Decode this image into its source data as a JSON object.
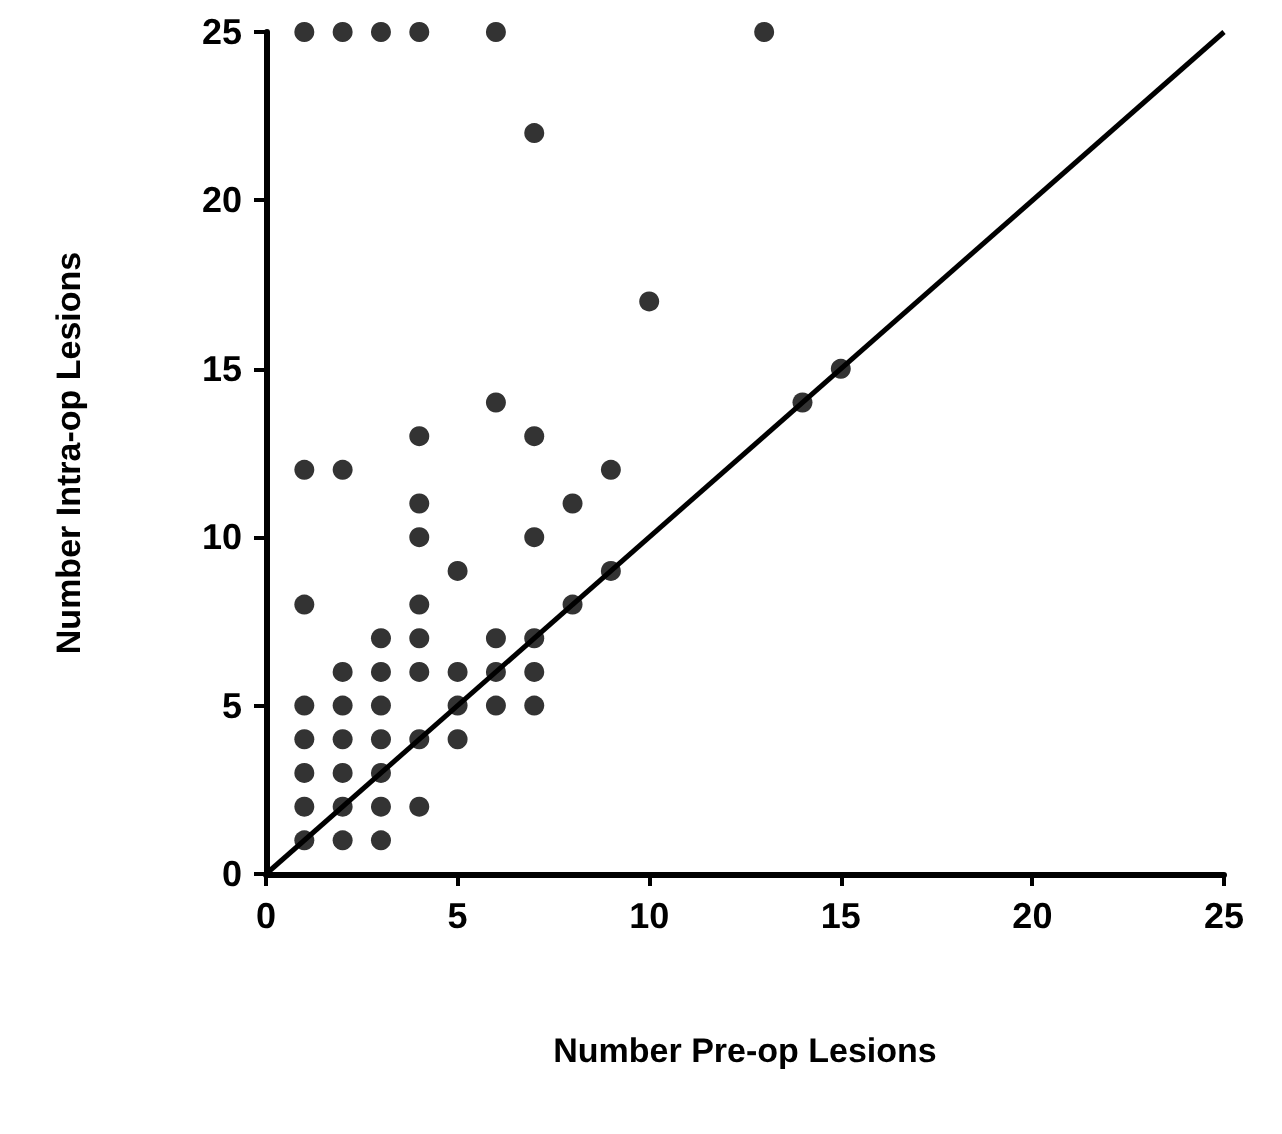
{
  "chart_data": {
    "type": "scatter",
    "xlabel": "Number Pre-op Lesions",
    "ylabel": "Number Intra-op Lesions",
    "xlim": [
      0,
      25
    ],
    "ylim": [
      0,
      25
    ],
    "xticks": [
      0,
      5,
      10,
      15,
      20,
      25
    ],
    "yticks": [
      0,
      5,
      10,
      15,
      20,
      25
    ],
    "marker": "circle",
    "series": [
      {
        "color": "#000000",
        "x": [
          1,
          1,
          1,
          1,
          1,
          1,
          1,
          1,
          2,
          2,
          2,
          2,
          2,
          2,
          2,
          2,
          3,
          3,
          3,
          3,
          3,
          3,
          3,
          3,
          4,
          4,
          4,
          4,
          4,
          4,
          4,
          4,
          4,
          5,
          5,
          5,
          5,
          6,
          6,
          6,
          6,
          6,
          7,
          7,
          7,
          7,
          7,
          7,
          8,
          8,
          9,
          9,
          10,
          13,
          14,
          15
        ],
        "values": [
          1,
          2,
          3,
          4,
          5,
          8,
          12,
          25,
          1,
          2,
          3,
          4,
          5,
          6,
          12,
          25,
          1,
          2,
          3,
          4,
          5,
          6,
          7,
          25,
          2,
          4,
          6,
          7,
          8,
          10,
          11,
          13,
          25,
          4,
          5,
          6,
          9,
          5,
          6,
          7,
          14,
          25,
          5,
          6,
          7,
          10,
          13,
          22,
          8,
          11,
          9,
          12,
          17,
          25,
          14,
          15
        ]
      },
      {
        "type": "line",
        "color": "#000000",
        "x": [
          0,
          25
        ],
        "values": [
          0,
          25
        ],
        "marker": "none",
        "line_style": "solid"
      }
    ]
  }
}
* * *
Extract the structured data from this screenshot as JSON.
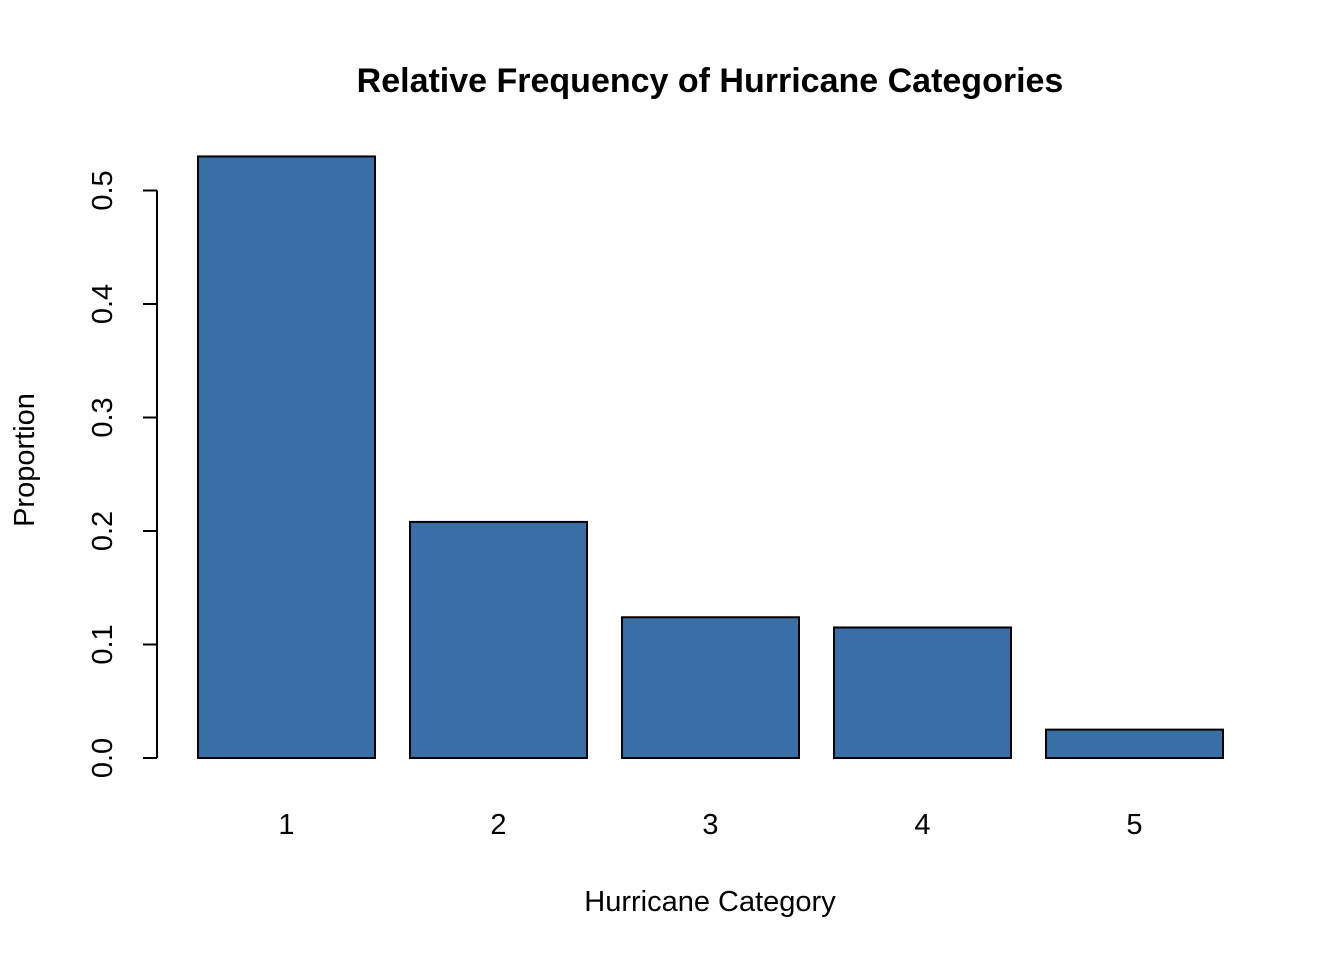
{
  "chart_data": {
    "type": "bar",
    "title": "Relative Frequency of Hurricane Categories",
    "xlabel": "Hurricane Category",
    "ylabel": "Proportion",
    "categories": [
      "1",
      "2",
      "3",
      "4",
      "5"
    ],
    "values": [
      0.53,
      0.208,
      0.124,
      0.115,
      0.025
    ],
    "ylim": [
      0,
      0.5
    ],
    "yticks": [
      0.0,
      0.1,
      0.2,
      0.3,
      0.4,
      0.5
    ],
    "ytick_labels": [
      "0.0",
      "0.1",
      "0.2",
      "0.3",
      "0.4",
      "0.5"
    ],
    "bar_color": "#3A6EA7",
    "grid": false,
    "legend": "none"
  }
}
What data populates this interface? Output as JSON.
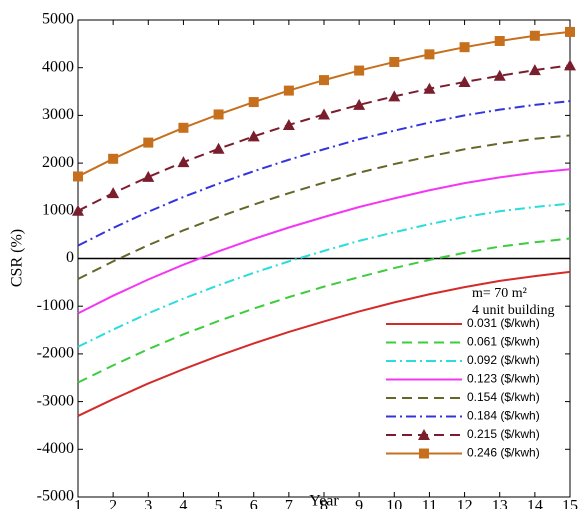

* [Your instructions]
The lines you need run from the one containing "Extract the structured" down to the one containing "What data populates"; print them exactly, both ends included, and leave out pictures.

* [In response]
Extract the structured data from this screenshot as JSON.
{
  "chart_data": {
    "type": "bar",
    "title": "Relative Frequency of Hurricane Categories",
    "xlabel": "Hurricane Category",
    "ylabel": "Proportion",
    "categories": [
      "1",
      "2",
      "3",
      "4",
      "5"
    ],
    "values": [
      0.53,
      0.208,
      0.124,
      0.115,
      0.025
    ],
    "ylim": [
      0,
      0.5
    ],
    "yticks": [
      0.0,
      0.1,
      0.2,
      0.3,
      0.4,
      0.5
    ],
    "ytick_labels": [
      "0.0",
      "0.1",
      "0.2",
      "0.3",
      "0.4",
      "0.5"
    ],
    "bar_color": "#3A6EA7",
    "grid": false,
    "legend": "none"
  }
}
What data populates this interface? Output as JSON.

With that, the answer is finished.